#### Material for the task
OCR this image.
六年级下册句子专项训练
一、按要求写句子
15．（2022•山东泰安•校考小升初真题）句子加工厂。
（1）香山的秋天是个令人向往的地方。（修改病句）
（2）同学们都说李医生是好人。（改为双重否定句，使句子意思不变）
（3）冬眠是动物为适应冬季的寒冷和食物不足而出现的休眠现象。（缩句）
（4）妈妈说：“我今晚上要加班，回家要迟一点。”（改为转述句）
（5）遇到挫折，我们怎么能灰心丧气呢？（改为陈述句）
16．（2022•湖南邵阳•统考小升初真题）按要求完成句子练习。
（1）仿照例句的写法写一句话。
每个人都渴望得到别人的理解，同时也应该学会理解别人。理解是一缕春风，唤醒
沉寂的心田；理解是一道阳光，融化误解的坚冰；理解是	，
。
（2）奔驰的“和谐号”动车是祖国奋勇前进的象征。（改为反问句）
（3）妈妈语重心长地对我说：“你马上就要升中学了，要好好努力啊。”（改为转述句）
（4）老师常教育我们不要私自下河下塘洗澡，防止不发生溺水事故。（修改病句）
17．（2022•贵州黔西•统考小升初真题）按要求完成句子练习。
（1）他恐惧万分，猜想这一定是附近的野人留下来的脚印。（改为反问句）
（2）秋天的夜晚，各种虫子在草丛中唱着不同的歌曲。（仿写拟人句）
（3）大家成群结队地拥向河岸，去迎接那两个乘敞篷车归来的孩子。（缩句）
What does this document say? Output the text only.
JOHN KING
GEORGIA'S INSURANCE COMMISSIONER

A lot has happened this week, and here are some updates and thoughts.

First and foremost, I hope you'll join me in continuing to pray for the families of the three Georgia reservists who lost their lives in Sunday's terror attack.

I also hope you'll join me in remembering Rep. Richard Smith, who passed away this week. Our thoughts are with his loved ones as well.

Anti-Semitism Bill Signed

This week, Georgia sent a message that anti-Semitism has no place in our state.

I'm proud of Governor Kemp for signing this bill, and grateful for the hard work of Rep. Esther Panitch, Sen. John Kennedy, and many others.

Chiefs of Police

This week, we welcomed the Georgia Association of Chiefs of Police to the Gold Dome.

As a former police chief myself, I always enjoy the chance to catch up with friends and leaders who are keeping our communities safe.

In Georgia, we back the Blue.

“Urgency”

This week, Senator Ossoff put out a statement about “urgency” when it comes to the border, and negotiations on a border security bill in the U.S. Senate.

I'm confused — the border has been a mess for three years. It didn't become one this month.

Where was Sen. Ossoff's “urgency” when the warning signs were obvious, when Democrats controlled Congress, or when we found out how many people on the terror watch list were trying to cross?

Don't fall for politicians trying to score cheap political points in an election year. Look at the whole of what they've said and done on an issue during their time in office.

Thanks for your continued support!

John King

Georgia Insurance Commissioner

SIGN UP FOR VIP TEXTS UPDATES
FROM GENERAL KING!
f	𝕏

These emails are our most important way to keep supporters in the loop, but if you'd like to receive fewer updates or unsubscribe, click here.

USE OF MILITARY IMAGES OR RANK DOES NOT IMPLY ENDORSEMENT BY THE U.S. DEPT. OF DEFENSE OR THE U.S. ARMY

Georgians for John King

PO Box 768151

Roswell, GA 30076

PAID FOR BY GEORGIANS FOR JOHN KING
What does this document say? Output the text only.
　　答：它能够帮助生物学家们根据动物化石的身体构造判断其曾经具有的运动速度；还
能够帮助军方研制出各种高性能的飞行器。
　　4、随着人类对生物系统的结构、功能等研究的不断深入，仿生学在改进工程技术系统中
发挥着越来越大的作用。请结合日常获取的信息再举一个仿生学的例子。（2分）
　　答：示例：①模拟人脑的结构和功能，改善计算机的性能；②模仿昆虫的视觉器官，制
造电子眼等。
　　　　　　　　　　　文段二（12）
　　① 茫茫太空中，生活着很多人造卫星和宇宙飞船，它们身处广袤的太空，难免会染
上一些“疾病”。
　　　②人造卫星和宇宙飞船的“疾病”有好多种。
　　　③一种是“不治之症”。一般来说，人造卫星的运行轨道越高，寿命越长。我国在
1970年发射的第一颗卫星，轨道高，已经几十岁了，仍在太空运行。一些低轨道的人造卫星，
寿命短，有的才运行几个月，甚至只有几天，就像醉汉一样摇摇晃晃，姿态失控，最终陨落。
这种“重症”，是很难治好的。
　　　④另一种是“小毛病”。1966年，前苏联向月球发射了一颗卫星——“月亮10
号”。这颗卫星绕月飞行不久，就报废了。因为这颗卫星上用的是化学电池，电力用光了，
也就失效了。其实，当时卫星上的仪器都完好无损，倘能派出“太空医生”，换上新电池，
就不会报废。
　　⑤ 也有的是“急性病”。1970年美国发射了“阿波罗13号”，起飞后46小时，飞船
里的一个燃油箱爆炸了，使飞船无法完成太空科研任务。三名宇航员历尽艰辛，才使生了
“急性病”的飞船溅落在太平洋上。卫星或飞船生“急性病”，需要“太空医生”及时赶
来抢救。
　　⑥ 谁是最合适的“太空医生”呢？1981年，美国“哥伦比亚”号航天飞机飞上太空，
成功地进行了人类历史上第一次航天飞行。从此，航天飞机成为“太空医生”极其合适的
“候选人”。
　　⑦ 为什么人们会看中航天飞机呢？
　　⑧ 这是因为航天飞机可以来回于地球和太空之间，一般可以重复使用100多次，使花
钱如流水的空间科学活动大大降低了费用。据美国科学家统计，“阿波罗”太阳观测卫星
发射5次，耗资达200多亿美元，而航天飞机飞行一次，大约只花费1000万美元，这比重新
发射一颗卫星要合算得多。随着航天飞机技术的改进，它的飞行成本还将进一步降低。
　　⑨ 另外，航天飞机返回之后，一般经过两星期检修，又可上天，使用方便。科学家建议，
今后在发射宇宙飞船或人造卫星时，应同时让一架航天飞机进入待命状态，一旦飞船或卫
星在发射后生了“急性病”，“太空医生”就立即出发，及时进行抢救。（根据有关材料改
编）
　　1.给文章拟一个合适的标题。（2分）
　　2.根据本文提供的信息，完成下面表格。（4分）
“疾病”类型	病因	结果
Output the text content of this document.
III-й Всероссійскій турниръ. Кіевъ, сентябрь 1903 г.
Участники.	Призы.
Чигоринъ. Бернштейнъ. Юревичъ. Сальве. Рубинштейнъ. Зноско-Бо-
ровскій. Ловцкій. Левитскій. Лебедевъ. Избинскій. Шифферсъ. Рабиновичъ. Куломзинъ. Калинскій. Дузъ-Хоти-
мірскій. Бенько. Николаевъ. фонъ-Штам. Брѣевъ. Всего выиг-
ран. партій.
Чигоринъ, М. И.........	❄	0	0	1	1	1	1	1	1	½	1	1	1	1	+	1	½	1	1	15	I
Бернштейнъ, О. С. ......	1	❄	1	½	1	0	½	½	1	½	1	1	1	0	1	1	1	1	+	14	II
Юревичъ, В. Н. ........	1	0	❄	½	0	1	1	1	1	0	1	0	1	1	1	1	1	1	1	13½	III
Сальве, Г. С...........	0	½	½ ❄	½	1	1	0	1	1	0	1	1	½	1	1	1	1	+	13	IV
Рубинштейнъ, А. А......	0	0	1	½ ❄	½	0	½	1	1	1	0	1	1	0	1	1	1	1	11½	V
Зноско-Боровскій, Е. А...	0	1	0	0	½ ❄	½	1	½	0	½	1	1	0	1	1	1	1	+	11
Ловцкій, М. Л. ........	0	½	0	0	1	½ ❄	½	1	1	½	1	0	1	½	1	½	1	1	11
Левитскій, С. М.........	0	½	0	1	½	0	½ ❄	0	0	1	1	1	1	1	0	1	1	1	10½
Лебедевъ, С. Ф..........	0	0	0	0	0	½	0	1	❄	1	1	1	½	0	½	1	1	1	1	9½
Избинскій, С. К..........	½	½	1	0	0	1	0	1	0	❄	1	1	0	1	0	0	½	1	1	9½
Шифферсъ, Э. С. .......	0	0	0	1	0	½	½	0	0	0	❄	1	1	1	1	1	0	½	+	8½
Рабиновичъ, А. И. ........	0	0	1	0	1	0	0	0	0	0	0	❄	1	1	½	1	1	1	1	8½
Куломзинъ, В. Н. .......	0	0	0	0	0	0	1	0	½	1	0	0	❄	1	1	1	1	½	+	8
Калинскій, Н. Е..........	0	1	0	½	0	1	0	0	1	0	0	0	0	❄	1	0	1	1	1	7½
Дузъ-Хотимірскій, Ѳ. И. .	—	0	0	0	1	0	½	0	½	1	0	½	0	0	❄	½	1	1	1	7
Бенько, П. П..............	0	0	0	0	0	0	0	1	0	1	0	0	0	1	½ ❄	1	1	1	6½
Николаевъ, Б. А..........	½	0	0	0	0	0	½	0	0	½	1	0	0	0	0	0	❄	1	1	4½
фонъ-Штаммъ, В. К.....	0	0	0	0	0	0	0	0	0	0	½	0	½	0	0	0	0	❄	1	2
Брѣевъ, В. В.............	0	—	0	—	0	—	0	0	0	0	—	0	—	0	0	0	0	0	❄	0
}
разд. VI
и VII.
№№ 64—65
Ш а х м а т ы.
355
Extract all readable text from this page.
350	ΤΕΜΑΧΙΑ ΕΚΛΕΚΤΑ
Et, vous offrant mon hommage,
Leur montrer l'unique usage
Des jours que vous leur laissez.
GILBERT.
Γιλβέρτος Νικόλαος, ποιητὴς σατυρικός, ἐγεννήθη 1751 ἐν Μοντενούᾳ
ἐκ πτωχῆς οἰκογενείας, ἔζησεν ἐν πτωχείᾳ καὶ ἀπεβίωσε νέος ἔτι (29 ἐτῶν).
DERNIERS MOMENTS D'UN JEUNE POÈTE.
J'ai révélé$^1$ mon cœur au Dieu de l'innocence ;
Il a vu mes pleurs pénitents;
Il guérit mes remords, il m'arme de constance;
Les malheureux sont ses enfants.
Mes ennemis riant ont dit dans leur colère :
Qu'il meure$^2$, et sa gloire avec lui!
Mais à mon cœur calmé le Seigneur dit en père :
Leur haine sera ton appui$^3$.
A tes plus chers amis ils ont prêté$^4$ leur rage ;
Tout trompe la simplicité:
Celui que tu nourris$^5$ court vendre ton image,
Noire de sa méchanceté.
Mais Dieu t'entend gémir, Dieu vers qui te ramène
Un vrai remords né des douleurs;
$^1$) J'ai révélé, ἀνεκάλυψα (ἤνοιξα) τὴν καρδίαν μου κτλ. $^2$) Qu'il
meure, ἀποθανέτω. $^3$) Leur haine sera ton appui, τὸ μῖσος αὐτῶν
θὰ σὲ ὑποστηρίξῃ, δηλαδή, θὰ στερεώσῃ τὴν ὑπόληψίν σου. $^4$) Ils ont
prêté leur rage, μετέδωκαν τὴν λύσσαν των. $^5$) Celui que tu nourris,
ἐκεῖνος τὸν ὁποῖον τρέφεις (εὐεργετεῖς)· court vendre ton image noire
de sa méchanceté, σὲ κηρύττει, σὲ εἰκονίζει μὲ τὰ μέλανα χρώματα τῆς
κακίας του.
########
**Directive:**
From the entries above, extract each line containing "join".

**Result for this task:**
First and foremost, I hope you'll join me in continuing to pray for the families of the three Georgia reservists who lost their lives in Sunday's terror attack.
I also hope you'll join me in remembering Rep. Richard Smith, who passed away this week. Our thoughts are with his loved ones as well.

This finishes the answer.